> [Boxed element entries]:
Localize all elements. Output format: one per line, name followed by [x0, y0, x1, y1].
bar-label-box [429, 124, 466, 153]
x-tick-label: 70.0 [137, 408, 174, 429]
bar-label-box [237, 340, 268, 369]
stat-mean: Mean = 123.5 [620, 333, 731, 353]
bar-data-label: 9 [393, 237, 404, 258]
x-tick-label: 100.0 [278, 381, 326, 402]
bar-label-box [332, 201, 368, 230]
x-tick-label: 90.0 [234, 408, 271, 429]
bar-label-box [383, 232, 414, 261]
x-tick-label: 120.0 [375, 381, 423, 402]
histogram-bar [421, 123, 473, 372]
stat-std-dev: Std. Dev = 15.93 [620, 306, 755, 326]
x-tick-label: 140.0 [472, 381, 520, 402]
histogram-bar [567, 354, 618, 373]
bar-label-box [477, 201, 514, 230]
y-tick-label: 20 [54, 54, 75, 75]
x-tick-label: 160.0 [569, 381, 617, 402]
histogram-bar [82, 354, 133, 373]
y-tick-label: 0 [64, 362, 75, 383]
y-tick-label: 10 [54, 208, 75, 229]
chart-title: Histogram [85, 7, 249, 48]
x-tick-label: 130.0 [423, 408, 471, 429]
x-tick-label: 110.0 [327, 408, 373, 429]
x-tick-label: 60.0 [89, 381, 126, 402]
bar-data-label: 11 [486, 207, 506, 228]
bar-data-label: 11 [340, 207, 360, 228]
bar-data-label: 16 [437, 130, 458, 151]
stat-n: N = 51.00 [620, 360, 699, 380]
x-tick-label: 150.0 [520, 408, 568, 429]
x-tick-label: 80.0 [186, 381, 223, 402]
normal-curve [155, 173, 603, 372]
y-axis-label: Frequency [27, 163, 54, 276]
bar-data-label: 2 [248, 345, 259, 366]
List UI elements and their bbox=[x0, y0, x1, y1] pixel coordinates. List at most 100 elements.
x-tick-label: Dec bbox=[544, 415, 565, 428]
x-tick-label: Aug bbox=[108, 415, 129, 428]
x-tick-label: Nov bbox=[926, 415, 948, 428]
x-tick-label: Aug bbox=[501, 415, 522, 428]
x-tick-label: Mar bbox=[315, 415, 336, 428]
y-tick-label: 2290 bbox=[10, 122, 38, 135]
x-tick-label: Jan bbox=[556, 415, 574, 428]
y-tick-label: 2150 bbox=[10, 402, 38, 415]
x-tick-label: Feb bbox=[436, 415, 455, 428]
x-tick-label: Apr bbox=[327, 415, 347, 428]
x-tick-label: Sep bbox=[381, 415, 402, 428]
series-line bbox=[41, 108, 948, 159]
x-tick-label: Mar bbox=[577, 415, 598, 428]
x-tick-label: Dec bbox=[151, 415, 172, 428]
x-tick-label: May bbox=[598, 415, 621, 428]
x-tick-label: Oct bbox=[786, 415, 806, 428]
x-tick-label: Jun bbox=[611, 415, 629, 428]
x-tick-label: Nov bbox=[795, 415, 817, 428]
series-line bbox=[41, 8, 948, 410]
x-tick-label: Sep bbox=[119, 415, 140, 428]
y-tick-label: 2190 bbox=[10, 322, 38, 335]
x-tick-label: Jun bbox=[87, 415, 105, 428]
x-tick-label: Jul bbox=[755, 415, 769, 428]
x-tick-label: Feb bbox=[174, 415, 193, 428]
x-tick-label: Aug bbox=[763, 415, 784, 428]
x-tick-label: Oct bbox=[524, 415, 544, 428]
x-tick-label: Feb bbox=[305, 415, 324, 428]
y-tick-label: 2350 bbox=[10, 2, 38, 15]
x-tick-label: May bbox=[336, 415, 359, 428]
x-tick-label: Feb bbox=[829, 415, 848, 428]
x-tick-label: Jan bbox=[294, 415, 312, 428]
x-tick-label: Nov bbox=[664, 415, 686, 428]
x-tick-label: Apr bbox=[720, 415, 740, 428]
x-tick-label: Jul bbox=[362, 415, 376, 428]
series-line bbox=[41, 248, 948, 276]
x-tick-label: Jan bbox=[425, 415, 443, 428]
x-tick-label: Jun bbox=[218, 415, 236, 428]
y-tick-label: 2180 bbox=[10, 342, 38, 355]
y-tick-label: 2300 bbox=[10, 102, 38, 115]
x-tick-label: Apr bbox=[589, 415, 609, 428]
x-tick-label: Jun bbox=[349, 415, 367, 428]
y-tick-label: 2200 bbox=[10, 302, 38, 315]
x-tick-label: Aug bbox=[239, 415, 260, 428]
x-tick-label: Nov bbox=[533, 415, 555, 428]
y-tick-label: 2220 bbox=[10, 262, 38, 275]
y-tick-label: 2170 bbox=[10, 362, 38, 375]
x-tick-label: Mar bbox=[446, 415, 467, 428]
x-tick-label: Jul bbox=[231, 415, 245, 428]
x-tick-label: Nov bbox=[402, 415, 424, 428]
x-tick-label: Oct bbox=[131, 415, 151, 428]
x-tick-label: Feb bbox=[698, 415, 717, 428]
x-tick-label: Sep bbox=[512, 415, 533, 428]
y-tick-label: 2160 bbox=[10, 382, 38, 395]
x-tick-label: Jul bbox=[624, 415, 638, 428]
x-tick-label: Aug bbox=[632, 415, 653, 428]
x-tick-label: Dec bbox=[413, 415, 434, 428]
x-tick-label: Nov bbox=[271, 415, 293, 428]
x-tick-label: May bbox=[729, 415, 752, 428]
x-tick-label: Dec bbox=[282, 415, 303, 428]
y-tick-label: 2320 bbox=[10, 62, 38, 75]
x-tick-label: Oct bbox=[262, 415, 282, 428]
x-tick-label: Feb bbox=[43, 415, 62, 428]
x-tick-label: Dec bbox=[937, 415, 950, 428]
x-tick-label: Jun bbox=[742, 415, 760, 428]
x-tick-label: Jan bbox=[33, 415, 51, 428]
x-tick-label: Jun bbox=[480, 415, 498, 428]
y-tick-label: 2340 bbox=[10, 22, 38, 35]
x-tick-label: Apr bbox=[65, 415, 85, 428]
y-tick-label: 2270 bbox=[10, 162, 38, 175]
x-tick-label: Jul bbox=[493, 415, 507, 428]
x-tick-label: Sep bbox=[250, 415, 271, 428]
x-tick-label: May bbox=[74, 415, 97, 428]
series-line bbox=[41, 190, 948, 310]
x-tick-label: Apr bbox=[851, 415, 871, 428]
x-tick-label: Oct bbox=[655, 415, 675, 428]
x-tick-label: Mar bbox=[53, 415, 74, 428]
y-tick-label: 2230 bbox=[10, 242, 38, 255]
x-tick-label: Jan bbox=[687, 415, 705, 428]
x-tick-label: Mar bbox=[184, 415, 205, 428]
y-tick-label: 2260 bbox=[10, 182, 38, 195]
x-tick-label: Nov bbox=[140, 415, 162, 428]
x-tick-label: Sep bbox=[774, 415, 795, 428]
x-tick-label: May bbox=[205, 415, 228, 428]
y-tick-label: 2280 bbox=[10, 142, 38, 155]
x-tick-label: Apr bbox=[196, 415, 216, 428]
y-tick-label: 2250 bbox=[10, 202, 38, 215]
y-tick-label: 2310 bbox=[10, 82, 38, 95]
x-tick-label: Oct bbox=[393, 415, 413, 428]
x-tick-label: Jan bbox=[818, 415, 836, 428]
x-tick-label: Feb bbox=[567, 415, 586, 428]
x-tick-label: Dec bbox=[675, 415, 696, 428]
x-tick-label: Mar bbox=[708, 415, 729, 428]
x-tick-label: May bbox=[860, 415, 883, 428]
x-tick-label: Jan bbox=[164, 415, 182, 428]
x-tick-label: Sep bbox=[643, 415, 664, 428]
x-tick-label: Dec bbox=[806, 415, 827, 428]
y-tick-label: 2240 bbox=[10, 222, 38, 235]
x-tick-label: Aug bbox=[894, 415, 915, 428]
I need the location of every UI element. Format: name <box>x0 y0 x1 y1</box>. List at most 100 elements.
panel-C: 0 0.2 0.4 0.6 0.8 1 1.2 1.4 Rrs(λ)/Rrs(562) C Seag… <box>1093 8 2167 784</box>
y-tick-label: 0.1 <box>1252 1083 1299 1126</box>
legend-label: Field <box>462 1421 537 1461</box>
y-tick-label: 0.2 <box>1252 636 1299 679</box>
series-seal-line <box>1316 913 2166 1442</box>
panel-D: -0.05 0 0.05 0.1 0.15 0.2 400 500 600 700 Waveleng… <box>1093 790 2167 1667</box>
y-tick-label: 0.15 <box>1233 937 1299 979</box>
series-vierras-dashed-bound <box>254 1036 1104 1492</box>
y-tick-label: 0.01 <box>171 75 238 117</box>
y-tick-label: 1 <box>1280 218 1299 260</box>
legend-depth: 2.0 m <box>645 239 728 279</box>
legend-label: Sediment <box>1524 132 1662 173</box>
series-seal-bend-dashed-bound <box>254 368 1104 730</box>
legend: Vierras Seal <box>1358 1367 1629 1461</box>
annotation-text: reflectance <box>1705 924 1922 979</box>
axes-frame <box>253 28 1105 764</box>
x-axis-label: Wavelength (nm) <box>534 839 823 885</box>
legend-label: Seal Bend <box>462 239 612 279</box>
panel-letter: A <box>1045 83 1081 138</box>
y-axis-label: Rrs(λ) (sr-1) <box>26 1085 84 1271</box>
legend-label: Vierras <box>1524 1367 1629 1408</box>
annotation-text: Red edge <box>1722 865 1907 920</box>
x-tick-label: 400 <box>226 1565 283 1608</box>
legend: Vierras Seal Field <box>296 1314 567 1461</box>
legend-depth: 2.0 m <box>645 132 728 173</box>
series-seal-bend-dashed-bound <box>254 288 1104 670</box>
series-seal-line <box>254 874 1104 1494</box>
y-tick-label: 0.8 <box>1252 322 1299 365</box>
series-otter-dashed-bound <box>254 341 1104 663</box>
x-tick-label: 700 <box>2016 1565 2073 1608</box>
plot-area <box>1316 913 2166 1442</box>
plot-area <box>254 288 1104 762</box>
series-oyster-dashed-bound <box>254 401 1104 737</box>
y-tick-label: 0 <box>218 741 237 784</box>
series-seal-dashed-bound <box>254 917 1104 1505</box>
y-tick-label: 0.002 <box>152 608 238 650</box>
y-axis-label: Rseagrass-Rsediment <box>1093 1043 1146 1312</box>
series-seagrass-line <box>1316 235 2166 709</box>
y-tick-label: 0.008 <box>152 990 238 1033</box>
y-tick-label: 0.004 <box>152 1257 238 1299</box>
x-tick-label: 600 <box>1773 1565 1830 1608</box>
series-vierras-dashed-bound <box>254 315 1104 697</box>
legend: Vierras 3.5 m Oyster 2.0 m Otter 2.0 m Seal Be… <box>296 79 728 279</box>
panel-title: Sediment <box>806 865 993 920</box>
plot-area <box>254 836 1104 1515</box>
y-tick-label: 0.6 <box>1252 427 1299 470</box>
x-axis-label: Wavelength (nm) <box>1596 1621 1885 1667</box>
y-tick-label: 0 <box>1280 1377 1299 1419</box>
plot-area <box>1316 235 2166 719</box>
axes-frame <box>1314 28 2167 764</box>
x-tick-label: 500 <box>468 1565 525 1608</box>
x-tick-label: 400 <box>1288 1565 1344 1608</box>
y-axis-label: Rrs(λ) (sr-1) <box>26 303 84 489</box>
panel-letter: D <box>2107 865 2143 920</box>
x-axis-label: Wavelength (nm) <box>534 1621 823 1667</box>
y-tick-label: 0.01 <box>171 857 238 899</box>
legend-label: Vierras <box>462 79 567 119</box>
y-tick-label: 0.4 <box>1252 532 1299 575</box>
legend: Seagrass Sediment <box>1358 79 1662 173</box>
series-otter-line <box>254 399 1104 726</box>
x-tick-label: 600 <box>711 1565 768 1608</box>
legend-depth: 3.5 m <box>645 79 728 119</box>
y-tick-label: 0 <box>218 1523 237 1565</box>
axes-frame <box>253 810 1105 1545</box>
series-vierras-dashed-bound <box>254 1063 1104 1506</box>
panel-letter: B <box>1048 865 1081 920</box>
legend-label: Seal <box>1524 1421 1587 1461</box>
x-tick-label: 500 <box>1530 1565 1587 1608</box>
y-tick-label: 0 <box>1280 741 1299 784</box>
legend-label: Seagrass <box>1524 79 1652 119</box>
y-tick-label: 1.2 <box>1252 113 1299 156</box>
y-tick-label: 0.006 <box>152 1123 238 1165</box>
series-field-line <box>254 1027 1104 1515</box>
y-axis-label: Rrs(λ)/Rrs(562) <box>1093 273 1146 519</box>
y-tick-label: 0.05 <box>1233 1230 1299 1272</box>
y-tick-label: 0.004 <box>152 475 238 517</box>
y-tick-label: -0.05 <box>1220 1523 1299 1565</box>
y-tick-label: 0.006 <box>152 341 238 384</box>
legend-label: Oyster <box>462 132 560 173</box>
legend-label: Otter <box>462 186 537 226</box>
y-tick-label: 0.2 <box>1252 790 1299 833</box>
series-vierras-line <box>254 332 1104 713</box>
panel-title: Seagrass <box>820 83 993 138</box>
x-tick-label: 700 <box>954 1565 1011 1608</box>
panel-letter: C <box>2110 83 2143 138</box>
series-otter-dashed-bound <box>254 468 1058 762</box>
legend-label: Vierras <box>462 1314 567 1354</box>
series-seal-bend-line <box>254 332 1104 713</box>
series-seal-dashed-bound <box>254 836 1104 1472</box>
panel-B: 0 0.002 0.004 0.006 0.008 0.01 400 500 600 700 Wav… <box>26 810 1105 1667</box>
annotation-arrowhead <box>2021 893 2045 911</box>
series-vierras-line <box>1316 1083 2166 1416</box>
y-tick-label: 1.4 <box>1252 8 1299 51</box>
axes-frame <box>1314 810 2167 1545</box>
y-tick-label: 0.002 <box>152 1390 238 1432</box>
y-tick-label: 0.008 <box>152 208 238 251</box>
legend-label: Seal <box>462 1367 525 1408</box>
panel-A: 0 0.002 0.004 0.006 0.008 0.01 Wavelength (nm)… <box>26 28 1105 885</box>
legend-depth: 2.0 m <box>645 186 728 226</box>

> [What the task requires]: Reproduce, unchanged, the stretch of the data from its first line through the line that contains "y-tick-label: 2150 bbox=[10, 402, 38, 415]", including both ends.

> [Written answer]:
Localize all elements. Output format: one per line, name followed by [x0, y0, x1, y1].
bar-label-box [429, 124, 466, 153]
x-tick-label: 70.0 [137, 408, 174, 429]
bar-label-box [237, 340, 268, 369]
stat-mean: Mean = 123.5 [620, 333, 731, 353]
bar-data-label: 9 [393, 237, 404, 258]
x-tick-label: 100.0 [278, 381, 326, 402]
bar-label-box [332, 201, 368, 230]
x-tick-label: 90.0 [234, 408, 271, 429]
bar-label-box [383, 232, 414, 261]
x-tick-label: 120.0 [375, 381, 423, 402]
histogram-bar [421, 123, 473, 372]
stat-std-dev: Std. Dev = 15.93 [620, 306, 755, 326]
x-tick-label: 140.0 [472, 381, 520, 402]
histogram-bar [567, 354, 618, 373]
bar-label-box [477, 201, 514, 230]
y-tick-label: 20 [54, 54, 75, 75]
x-tick-label: 160.0 [569, 381, 617, 402]
histogram-bar [82, 354, 133, 373]
y-tick-label: 0 [64, 362, 75, 383]
y-tick-label: 10 [54, 208, 75, 229]
chart-title: Histogram [85, 7, 249, 48]
x-tick-label: 130.0 [423, 408, 471, 429]
x-tick-label: 110.0 [327, 408, 373, 429]
x-tick-label: 60.0 [89, 381, 126, 402]
bar-data-label: 11 [486, 207, 506, 228]
bar-data-label: 11 [340, 207, 360, 228]
bar-data-label: 16 [437, 130, 458, 151]
stat-n: N = 51.00 [620, 360, 699, 380]
x-tick-label: 150.0 [520, 408, 568, 429]
x-tick-label: 80.0 [186, 381, 223, 402]
normal-curve [155, 173, 603, 372]
y-axis-label: Frequency [27, 163, 54, 276]
bar-data-label: 2 [248, 345, 259, 366]
List UI elements and their bbox=[x0, y0, x1, y1] pixel coordinates. List at most 100 elements.
x-tick-label: Dec bbox=[544, 415, 565, 428]
x-tick-label: Aug bbox=[108, 415, 129, 428]
x-tick-label: Nov bbox=[926, 415, 948, 428]
x-tick-label: Aug bbox=[501, 415, 522, 428]
x-tick-label: Mar bbox=[315, 415, 336, 428]
y-tick-label: 2290 bbox=[10, 122, 38, 135]
x-tick-label: Jan bbox=[556, 415, 574, 428]
y-tick-label: 2150 bbox=[10, 402, 38, 415]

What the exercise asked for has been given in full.